**PROVIDED DATA**
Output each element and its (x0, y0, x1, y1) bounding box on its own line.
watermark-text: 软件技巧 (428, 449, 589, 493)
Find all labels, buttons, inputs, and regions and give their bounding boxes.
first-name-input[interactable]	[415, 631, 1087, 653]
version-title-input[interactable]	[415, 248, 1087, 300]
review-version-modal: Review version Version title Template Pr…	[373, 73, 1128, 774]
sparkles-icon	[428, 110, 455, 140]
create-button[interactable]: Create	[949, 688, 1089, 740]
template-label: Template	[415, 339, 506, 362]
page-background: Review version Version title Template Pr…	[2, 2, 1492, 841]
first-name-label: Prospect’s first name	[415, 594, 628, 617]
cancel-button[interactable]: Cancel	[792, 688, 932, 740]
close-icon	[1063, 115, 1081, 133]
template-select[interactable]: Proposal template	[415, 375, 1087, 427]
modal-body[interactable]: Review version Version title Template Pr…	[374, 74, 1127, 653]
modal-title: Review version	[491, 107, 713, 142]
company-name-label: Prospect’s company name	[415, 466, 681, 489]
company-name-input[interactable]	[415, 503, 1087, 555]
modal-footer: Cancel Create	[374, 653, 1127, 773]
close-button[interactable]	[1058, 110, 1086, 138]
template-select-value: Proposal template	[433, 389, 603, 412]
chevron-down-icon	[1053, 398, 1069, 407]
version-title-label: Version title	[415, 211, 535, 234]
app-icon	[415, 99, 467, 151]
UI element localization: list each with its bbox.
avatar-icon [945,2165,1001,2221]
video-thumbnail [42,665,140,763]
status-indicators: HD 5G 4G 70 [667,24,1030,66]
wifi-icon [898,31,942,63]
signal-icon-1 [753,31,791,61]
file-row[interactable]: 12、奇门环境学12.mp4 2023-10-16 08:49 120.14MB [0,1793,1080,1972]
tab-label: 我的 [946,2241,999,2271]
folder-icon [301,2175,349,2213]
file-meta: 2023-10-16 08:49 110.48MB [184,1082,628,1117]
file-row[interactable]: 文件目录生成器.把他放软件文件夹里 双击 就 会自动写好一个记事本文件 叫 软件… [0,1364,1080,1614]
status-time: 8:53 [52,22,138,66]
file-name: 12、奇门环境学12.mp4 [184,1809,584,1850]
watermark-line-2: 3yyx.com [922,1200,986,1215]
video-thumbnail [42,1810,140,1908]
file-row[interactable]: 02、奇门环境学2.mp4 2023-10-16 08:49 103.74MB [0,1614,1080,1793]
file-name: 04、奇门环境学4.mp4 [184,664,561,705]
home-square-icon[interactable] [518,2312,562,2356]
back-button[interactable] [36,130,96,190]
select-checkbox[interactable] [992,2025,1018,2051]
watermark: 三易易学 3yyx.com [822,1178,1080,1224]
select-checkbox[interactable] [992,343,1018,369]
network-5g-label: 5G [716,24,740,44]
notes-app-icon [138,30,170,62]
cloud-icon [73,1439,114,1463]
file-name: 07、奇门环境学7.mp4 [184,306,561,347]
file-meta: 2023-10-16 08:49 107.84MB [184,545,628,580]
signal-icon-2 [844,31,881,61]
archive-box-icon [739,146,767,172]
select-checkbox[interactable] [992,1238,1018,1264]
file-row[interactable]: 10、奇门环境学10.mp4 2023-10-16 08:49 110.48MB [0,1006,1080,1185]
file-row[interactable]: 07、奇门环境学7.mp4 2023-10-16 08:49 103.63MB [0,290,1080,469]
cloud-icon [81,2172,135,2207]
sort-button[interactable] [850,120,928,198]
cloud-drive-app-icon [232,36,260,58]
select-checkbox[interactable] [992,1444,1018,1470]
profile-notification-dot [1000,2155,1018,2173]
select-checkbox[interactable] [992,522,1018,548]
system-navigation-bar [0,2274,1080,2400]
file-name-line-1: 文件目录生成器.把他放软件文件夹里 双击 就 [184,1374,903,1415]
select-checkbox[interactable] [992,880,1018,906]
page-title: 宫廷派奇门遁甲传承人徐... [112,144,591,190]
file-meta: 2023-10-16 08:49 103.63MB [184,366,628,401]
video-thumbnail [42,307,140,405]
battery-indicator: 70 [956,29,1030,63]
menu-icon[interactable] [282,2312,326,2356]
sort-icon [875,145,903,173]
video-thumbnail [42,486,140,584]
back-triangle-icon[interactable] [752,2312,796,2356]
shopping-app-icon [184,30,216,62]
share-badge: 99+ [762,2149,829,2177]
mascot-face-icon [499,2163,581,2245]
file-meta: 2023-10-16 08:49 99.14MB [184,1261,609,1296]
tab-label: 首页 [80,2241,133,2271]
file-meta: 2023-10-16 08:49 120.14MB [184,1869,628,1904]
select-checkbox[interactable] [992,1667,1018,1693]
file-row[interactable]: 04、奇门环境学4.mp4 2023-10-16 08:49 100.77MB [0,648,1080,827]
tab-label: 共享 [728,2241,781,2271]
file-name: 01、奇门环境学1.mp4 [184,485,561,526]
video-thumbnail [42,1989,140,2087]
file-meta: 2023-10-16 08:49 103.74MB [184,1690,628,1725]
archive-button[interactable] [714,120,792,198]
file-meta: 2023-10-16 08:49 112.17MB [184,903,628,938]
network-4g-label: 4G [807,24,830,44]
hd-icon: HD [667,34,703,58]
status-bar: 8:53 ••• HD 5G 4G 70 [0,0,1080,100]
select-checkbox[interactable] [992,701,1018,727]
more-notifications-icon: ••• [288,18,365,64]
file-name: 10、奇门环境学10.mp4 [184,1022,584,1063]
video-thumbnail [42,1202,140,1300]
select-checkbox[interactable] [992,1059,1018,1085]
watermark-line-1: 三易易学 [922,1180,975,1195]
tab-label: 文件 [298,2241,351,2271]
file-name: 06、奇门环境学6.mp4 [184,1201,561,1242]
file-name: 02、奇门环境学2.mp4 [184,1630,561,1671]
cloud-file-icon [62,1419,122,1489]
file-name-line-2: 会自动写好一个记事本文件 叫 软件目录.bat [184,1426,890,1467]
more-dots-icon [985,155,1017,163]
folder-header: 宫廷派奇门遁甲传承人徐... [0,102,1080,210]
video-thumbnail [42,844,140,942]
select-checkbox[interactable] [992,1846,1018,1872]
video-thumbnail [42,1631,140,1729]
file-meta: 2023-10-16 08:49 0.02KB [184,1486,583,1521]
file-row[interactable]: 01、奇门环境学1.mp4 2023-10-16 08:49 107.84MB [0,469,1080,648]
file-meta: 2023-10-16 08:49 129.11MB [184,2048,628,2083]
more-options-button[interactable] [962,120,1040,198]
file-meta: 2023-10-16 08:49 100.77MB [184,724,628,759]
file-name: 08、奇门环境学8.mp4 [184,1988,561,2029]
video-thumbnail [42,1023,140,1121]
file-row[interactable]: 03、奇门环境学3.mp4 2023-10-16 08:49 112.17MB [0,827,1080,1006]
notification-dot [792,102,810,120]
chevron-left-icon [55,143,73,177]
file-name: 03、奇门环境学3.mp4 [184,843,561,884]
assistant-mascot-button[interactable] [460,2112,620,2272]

**DESCRIPTION OF THE TASK**
Reproduce all of the material above word for word, line by line, without changing anything.

**SOLUTION FOR THIS PROBLEM**
Output each element and its (x0, y0, x1, y1) bounding box on its own line.
watermark-text: 软件技巧 (428, 449, 589, 493)
Find all labels, buttons, inputs, and regions and give their bounding boxes.
first-name-input[interactable]	[415, 631, 1087, 653]
version-title-input[interactable]	[415, 248, 1087, 300]
review-version-modal: Review version Version title Template Pr…	[373, 73, 1128, 774]
sparkles-icon	[428, 110, 455, 140]
create-button[interactable]: Create	[949, 688, 1089, 740]
template-label: Template	[415, 339, 506, 362]
page-background: Review version Version title Template Pr…	[2, 2, 1492, 841]
first-name-label: Prospect’s first name	[415, 594, 628, 617]
cancel-button[interactable]: Cancel	[792, 688, 932, 740]
close-icon	[1063, 115, 1081, 133]
template-select[interactable]: Proposal template	[415, 375, 1087, 427]
modal-body[interactable]: Review version Version title Template Pr…	[374, 74, 1127, 653]
modal-title: Review version	[491, 107, 713, 142]
company-name-label: Prospect’s company name	[415, 466, 681, 489]
company-name-input[interactable]	[415, 503, 1087, 555]
modal-footer: Cancel Create	[374, 653, 1127, 773]
close-button[interactable]	[1058, 110, 1086, 138]
template-select-value: Proposal template	[433, 389, 603, 412]
chevron-down-icon	[1053, 398, 1069, 407]
version-title-label: Version title	[415, 211, 535, 234]
app-icon	[415, 99, 467, 151]
UI element localization: list each with its bbox.
avatar-icon [945,2165,1001,2221]
video-thumbnail [42,665,140,763]
status-indicators: HD 5G 4G 70 [667,24,1030,66]
wifi-icon [898,31,942,63]
signal-icon-1 [753,31,791,61]
file-row[interactable]: 12、奇门环境学12.mp4 2023-10-16 08:49 120.14MB [0,1793,1080,1972]
tab-label: 我的 [946,2241,999,2271]
folder-icon [301,2175,349,2213]
file-meta: 2023-10-16 08:49 110.48MB [184,1082,628,1117]
file-row[interactable]: 文件目录生成器.把他放软件文件夹里 双击 就 会自动写好一个记事本文件 叫 软件… [0,1364,1080,1614]
status-time: 8:53 [52,22,138,66]
file-name: 12、奇门环境学12.mp4 [184,1809,584,1850]
watermark-line-2: 3yyx.com [922,1200,986,1215]
video-thumbnail [42,1810,140,1908]
file-row[interactable]: 02、奇门环境学2.mp4 2023-10-16 08:49 103.74MB [0,1614,1080,1793]
file-name: 04、奇门环境学4.mp4 [184,664,561,705]
home-square-icon[interactable] [518,2312,562,2356]
back-button[interactable] [36,130,96,190]
select-checkbox[interactable] [992,2025,1018,2051]
watermark: 三易易学 3yyx.com [822,1178,1080,1224]
select-checkbox[interactable] [992,343,1018,369]
network-5g-label: 5G [716,24,740,44]
notes-app-icon [138,30,170,62]
cloud-icon [73,1439,114,1463]
file-name: 07、奇门环境学7.mp4 [184,306,561,347]
file-meta: 2023-10-16 08:49 107.84MB [184,545,628,580]
signal-icon-2 [844,31,881,61]
archive-box-icon [739,146,767,172]
select-checkbox[interactable] [992,1238,1018,1264]
file-row[interactable]: 10、奇门环境学10.mp4 2023-10-16 08:49 110.48MB [0,1006,1080,1185]
file-row[interactable]: 07、奇门环境学7.mp4 2023-10-16 08:49 103.63MB [0,290,1080,469]
cloud-icon [81,2172,135,2207]
sort-button[interactable] [850,120,928,198]
cloud-drive-app-icon [232,36,260,58]
select-checkbox[interactable] [992,1444,1018,1470]
profile-notification-dot [1000,2155,1018,2173]
select-checkbox[interactable] [992,522,1018,548]
system-navigation-bar [0,2274,1080,2400]
file-name-line-1: 文件目录生成器.把他放软件文件夹里 双击 就 [184,1374,903,1415]
select-checkbox[interactable] [992,880,1018,906]
page-title: 宫廷派奇门遁甲传承人徐... [112,144,591,190]
file-meta: 2023-10-16 08:49 103.63MB [184,366,628,401]
video-thumbnail [42,307,140,405]
battery-indicator: 70 [956,29,1030,63]
menu-icon[interactable] [282,2312,326,2356]
sort-icon [875,145,903,173]
video-thumbnail [42,486,140,584]
back-triangle-icon[interactable] [752,2312,796,2356]
shopping-app-icon [184,30,216,62]
share-badge: 99+ [762,2149,829,2177]
mascot-face-icon [499,2163,581,2245]
file-meta: 2023-10-16 08:49 99.14MB [184,1261,609,1296]
tab-label: 首页 [80,2241,133,2271]
file-meta: 2023-10-16 08:49 120.14MB [184,1869,628,1904]
select-checkbox[interactable] [992,1667,1018,1693]
file-row[interactable]: 04、奇门环境学4.mp4 2023-10-16 08:49 100.77MB [0,648,1080,827]
tab-label: 共享 [728,2241,781,2271]
file-name: 01、奇门环境学1.mp4 [184,485,561,526]
video-thumbnail [42,1989,140,2087]
file-meta: 2023-10-16 08:49 103.74MB [184,1690,628,1725]
archive-button[interactable] [714,120,792,198]
file-meta: 2023-10-16 08:49 112.17MB [184,903,628,938]
network-4g-label: 4G [807,24,830,44]
hd-icon: HD [667,34,703,58]
status-bar: 8:53 ••• HD 5G 4G 70 [0,0,1080,100]
select-checkbox[interactable] [992,701,1018,727]
more-notifications-icon: ••• [288,18,365,64]
file-name: 10、奇门环境学10.mp4 [184,1022,584,1063]
video-thumbnail [42,1202,140,1300]
select-checkbox[interactable] [992,1059,1018,1085]
watermark-line-1: 三易易学 [922,1180,975,1195]
tab-label: 文件 [298,2241,351,2271]
file-name: 06、奇门环境学6.mp4 [184,1201,561,1242]
file-name: 02、奇门环境学2.mp4 [184,1630,561,1671]
cloud-file-icon [62,1419,122,1489]
file-name-line-2: 会自动写好一个记事本文件 叫 软件目录.bat [184,1426,890,1467]
more-dots-icon [985,155,1017,163]
folder-header: 宫廷派奇门遁甲传承人徐... [0,102,1080,210]
video-thumbnail [42,844,140,942]
select-checkbox[interactable] [992,1846,1018,1872]
video-thumbnail [42,1631,140,1729]
file-meta: 2023-10-16 08:49 0.02KB [184,1486,583,1521]
file-row[interactable]: 01、奇门环境学1.mp4 2023-10-16 08:49 107.84MB [0,469,1080,648]
file-meta: 2023-10-16 08:49 129.11MB [184,2048,628,2083]
more-options-button[interactable] [962,120,1040,198]
file-meta: 2023-10-16 08:49 100.77MB [184,724,628,759]
file-name: 08、奇门环境学8.mp4 [184,1988,561,2029]
video-thumbnail [42,1023,140,1121]
file-row[interactable]: 03、奇门环境学3.mp4 2023-10-16 08:49 112.17MB [0,827,1080,1006]
notification-dot [792,102,810,120]
chevron-left-icon [55,143,73,177]
file-name: 03、奇门环境学3.mp4 [184,843,561,884]
assistant-mascot-button[interactable] [460,2112,620,2272]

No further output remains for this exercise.